▼

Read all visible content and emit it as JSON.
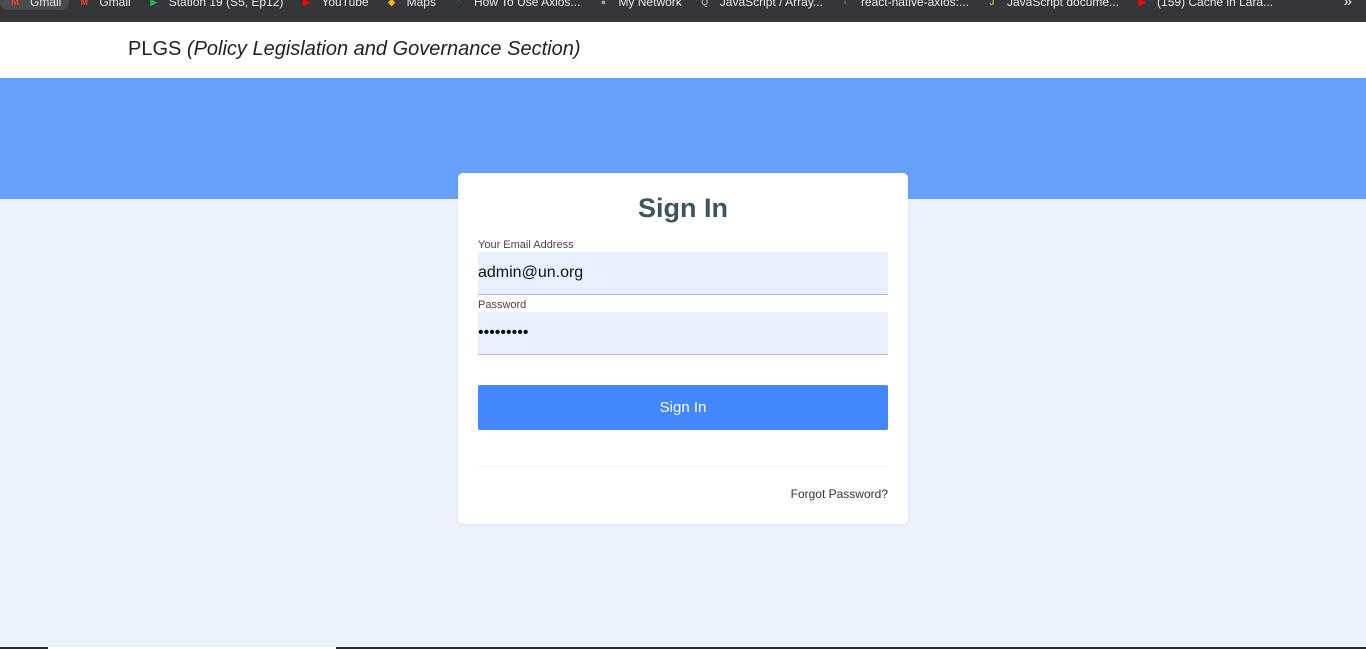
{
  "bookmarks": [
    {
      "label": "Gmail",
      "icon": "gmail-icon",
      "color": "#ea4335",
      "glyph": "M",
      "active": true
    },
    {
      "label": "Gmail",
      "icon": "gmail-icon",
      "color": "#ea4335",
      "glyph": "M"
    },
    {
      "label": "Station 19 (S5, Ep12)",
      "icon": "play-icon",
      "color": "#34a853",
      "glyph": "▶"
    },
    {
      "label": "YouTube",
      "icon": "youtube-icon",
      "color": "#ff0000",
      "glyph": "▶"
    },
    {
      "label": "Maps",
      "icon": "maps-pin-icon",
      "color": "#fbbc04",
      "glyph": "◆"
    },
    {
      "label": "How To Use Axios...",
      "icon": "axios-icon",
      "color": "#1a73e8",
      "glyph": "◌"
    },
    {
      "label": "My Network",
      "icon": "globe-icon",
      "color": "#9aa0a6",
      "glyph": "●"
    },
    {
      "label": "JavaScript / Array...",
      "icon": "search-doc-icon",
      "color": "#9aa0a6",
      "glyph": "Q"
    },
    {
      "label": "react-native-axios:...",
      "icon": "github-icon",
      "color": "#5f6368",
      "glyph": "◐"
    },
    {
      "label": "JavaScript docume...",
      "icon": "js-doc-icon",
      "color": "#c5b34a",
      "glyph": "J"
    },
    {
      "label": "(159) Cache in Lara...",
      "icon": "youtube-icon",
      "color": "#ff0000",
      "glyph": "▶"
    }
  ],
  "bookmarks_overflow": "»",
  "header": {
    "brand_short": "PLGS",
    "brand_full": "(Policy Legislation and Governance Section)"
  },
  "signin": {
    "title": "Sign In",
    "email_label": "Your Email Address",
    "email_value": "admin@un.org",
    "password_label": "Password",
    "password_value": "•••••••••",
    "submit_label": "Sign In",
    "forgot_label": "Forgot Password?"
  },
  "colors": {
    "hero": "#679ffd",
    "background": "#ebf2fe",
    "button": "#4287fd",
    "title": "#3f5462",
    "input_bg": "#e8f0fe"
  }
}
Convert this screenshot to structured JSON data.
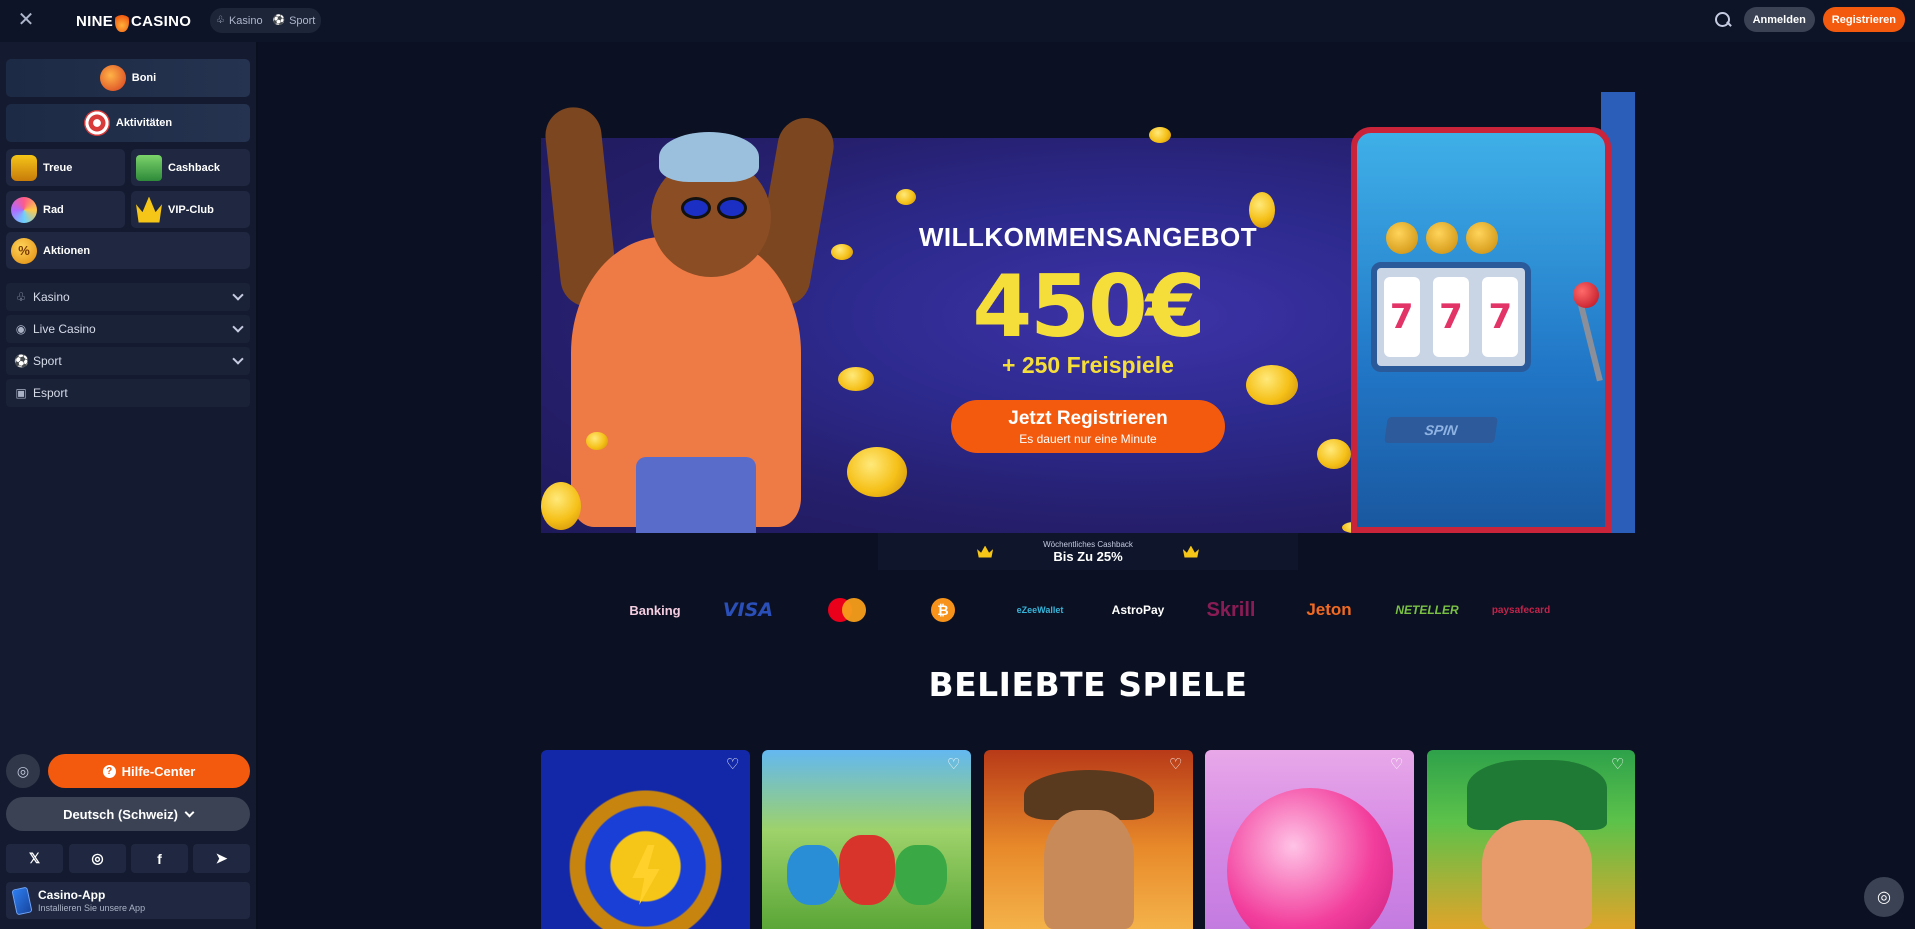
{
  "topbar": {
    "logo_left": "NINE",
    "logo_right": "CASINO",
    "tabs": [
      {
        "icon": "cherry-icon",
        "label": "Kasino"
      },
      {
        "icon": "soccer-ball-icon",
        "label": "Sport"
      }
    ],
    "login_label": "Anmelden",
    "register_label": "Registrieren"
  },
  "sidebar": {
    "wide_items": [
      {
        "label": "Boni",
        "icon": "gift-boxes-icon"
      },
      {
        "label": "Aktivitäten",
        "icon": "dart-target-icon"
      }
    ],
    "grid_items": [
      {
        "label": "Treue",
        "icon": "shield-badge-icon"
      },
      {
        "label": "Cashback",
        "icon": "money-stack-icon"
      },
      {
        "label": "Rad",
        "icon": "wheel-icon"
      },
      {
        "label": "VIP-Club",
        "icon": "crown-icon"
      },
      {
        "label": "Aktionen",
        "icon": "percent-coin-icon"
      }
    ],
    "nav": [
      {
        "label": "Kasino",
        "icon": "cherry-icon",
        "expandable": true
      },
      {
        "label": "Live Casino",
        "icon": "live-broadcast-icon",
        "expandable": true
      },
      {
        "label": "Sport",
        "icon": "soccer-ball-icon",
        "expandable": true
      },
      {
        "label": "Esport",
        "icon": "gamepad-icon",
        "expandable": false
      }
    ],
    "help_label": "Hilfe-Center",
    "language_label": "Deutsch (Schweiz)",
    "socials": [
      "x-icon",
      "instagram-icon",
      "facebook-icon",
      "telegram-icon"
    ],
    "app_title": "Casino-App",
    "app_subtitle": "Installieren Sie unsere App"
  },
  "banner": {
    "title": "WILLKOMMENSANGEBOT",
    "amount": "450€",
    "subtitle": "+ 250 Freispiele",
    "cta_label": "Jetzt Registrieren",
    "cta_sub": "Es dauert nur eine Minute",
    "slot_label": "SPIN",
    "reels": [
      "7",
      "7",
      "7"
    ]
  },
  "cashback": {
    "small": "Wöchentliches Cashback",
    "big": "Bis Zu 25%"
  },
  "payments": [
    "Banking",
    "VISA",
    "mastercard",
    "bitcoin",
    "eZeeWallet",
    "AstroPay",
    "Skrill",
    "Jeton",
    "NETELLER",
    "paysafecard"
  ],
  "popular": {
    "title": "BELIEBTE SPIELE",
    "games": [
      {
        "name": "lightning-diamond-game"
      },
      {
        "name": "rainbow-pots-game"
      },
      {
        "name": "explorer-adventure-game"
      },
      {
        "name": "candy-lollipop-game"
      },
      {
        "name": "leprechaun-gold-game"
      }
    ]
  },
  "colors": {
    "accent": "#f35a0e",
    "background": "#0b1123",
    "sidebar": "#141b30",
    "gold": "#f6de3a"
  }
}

▲

Say the number of lines in the records above that include the string "JavaScript", and no more.

## [Reply to the task]
2